(Data extracted from a collection)
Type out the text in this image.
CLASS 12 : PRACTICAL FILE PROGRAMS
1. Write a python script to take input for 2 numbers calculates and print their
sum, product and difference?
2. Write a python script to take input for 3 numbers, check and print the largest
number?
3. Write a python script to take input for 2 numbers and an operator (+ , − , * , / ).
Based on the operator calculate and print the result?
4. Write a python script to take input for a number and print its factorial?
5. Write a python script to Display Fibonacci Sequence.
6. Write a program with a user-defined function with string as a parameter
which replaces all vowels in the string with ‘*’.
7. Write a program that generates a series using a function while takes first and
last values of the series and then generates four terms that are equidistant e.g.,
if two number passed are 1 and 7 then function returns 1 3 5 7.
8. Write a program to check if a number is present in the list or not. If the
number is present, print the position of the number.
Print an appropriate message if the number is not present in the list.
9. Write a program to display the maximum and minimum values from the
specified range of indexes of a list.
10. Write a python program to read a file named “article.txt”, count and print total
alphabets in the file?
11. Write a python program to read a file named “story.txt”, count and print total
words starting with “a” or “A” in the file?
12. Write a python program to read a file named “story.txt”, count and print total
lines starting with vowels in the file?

* Exercise instructions *
Return all lines with the word "values" in them.

* Exercise response *
last values of the series and then generates four terms that are equidistant e.g.,
9. Write a program to display the maximum and minimum values from the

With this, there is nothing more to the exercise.